## SET EXERCISE
Extract the lines that carry the string "meeting" from the listing.
──────────
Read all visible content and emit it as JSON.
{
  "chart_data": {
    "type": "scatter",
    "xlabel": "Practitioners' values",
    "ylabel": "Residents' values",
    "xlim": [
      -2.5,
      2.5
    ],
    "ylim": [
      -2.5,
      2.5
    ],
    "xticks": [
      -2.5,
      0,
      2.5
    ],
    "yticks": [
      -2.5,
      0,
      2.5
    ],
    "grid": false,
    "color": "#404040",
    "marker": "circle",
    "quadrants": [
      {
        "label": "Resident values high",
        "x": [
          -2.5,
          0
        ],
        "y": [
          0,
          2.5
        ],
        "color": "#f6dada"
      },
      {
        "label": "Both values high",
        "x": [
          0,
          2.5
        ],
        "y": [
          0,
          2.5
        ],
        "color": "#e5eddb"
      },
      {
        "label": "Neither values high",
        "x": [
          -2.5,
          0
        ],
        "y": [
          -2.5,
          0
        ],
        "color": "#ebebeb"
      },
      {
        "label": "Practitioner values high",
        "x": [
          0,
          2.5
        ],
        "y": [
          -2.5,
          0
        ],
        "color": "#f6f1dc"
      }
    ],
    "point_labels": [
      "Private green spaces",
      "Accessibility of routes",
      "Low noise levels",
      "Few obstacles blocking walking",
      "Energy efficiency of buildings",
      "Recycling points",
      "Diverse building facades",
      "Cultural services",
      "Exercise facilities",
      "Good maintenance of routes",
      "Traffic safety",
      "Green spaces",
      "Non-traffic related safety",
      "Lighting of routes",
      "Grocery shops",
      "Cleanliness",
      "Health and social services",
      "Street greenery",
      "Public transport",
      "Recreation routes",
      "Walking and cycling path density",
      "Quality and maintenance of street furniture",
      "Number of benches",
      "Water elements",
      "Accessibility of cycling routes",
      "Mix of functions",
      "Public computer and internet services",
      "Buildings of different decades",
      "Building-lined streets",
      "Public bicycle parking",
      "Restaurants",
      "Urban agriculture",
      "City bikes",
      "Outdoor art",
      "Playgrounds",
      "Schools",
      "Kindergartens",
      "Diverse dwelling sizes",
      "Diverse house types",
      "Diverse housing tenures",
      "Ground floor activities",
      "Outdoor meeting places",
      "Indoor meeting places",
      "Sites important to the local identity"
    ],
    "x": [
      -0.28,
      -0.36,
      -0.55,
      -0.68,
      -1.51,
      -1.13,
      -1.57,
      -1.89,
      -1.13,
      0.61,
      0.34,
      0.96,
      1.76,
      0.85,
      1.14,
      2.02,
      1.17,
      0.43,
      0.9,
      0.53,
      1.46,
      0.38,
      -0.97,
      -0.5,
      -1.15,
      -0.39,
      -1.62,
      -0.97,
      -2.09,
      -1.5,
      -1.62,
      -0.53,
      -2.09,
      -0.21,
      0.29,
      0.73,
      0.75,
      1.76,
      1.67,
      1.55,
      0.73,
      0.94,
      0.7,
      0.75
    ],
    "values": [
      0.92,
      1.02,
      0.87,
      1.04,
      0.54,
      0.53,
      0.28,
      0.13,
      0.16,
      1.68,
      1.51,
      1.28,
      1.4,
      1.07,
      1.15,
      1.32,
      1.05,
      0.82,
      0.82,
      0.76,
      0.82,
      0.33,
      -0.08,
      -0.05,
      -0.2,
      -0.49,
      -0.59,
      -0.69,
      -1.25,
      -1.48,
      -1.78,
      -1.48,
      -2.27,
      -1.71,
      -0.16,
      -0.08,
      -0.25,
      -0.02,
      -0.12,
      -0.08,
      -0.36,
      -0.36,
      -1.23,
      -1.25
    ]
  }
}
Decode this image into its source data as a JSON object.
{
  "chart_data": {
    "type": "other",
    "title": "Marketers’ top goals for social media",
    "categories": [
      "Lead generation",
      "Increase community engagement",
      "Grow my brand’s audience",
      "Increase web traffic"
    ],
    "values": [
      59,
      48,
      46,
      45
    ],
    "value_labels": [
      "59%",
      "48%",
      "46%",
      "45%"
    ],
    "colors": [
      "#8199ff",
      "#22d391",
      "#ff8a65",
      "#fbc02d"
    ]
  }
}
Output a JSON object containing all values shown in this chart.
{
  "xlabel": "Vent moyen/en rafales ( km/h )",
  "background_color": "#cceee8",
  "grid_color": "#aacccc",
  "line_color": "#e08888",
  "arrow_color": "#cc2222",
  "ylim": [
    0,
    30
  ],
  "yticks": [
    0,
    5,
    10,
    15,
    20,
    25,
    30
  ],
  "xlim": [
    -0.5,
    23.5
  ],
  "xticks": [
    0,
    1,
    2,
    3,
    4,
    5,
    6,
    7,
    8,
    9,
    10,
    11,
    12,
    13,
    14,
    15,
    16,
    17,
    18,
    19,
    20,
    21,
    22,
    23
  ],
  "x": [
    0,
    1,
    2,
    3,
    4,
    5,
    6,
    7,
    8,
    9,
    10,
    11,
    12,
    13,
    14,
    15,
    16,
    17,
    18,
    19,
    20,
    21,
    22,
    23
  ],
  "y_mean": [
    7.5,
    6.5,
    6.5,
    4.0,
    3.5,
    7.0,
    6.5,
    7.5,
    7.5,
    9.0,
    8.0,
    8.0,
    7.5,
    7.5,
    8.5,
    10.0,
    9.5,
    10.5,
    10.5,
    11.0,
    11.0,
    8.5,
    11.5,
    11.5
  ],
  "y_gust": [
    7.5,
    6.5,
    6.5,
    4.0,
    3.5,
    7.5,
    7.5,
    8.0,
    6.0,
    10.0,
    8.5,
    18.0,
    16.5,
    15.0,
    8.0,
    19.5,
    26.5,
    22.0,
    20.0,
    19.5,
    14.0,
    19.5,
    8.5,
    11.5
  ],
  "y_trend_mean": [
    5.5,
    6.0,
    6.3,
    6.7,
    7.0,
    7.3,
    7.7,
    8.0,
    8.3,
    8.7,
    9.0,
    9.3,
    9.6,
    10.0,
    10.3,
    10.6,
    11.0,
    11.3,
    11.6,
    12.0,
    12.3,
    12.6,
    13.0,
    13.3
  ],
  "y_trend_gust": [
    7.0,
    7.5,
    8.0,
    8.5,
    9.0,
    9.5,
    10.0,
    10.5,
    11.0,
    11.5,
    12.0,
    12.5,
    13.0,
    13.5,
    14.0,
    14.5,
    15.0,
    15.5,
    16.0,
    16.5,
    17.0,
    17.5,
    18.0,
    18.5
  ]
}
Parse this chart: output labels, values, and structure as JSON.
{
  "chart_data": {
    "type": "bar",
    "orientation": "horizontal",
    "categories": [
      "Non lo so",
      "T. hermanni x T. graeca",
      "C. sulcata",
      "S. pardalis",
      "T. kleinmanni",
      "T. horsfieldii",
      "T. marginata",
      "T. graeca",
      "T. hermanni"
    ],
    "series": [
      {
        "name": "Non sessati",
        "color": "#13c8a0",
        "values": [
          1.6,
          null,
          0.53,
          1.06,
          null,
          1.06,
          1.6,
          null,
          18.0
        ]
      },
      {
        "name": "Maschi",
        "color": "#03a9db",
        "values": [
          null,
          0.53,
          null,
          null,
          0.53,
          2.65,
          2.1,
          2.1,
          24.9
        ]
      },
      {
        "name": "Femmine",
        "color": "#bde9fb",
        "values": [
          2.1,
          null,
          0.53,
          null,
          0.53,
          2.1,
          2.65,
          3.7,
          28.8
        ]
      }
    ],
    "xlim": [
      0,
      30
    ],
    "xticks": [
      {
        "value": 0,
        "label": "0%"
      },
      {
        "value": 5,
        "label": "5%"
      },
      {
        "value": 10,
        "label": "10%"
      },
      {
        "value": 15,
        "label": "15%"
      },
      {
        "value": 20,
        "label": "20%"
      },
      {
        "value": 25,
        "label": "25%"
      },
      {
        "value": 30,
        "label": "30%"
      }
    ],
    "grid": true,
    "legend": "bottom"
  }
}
──────────
## WRITTEN SOLUTION
      "Outdoor meeting places",
      "Indoor meeting places",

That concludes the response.